Directions
Repeat, word for word, the part of the rows that opens with the line containing "Segment this screenshot: for" and closes with the line containing "level-label-text: 132.87 xyxy=(897,28,925,38)", including both of those lines. Leave the pictures out of your answer.

Bounding box rows
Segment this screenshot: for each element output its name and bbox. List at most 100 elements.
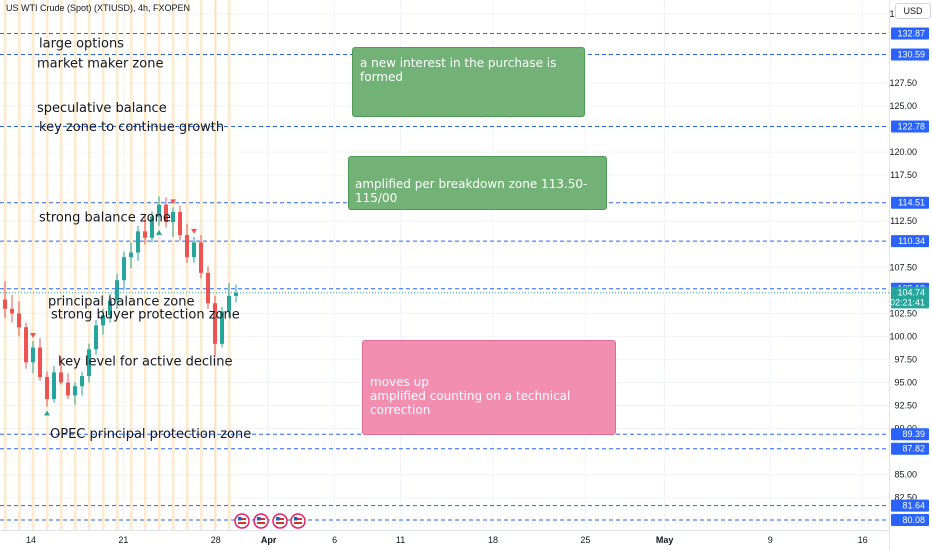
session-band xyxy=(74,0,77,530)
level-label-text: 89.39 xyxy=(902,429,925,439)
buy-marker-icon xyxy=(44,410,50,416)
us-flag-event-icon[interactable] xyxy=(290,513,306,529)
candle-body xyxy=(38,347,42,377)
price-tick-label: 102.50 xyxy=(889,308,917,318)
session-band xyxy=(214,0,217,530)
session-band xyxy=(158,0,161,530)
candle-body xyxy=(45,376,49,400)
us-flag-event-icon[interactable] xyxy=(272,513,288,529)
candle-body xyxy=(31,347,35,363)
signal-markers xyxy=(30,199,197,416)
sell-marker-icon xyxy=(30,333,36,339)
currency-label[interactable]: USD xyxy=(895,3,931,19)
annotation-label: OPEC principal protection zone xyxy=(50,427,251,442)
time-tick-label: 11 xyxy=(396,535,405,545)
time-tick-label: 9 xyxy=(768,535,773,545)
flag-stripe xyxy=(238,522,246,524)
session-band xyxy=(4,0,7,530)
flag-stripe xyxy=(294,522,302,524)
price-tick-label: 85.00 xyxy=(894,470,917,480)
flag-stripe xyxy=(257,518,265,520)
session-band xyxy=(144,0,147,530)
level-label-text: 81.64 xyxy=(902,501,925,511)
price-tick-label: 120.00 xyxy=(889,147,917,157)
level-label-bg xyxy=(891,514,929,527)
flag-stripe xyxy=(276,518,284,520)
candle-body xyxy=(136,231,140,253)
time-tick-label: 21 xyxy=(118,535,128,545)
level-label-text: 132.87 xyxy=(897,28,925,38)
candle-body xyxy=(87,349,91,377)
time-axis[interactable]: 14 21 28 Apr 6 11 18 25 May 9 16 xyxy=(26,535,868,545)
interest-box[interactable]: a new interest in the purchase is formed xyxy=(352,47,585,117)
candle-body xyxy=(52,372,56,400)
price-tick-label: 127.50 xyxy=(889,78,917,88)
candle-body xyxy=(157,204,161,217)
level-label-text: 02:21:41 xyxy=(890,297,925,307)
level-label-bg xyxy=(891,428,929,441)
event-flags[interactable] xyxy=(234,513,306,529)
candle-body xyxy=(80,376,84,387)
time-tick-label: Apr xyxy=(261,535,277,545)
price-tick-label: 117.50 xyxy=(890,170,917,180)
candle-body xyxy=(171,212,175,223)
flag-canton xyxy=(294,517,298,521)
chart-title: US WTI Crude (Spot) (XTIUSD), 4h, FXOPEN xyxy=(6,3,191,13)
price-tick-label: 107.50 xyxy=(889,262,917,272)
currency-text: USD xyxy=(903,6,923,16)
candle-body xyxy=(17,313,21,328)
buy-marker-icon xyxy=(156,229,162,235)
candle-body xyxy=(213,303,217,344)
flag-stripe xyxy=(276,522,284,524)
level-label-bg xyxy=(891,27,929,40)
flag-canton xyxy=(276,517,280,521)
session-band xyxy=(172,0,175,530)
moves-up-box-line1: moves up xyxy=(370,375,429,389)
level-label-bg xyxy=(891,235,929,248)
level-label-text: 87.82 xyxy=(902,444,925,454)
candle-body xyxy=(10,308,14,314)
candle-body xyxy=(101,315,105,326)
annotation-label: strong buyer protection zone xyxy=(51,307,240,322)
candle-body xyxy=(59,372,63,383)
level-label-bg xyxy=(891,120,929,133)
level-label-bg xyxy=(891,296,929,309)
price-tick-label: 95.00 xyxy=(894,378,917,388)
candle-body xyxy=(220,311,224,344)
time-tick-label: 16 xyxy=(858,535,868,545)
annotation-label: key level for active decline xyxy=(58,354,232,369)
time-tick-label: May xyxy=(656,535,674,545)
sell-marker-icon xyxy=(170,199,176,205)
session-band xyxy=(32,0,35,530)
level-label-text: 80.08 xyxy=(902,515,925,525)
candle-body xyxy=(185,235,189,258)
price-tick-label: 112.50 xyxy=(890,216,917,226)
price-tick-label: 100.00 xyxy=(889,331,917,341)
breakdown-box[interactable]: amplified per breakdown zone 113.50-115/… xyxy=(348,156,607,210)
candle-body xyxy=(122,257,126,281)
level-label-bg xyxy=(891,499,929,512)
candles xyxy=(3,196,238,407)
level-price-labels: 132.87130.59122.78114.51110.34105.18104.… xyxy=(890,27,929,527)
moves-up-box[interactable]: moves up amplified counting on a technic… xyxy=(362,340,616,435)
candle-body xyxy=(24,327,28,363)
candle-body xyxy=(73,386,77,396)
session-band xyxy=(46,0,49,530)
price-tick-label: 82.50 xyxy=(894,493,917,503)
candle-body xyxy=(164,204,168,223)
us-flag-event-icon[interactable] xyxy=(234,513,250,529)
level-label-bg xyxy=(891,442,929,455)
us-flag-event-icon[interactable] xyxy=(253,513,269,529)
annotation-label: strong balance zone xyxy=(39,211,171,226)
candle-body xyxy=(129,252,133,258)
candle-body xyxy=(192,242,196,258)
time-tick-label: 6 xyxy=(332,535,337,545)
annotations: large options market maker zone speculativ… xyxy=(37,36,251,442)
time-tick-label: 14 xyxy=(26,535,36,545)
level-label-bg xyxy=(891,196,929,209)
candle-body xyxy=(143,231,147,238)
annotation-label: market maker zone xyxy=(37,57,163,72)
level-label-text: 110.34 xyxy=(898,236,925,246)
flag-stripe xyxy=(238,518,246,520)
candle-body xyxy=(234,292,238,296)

* * *

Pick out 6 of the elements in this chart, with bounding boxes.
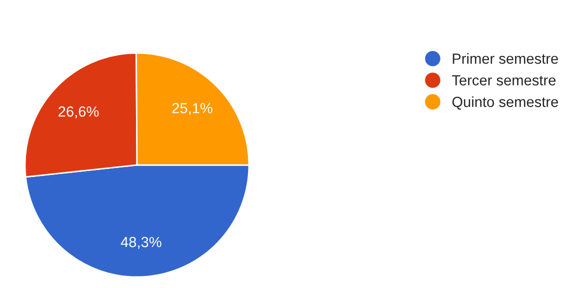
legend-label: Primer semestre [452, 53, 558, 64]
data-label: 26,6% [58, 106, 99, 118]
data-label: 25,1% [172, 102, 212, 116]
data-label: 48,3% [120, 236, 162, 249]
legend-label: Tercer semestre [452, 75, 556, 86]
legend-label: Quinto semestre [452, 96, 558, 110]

Response to this exercise
Segment this screenshot: for each element output its name and bbox. List at most 100 elements.
session-band xyxy=(74,0,77,530)
level-label-text: 89.39 xyxy=(902,429,925,439)
buy-marker-icon xyxy=(44,410,50,416)
us-flag-event-icon[interactable] xyxy=(290,513,306,529)
candle-body xyxy=(38,347,42,377)
price-tick-label: 102.50 xyxy=(889,308,917,318)
session-band xyxy=(214,0,217,530)
session-band xyxy=(158,0,161,530)
candle-body xyxy=(45,376,49,400)
us-flag-event-icon[interactable] xyxy=(272,513,288,529)
candle-body xyxy=(31,347,35,363)
signal-markers xyxy=(30,199,197,416)
sell-marker-icon xyxy=(30,333,36,339)
currency-label[interactable]: USD xyxy=(895,3,931,19)
annotation-label: OPEC principal protection zone xyxy=(50,427,251,442)
time-tick-label: 11 xyxy=(396,535,405,545)
time-tick-label: 9 xyxy=(768,535,773,545)
flag-stripe xyxy=(238,522,246,524)
session-band xyxy=(4,0,7,530)
flag-stripe xyxy=(294,522,302,524)
price-tick-label: 85.00 xyxy=(894,470,917,480)
flag-stripe xyxy=(257,518,265,520)
session-band xyxy=(144,0,147,530)
level-label-text: 81.64 xyxy=(902,501,925,511)
price-tick-label: 120.00 xyxy=(889,147,917,157)
level-label-bg xyxy=(891,514,929,527)
flag-stripe xyxy=(276,518,284,520)
candle-body xyxy=(136,231,140,253)
time-tick-label: 21 xyxy=(118,535,128,545)
level-label-text: 132.87 xyxy=(897,28,925,38)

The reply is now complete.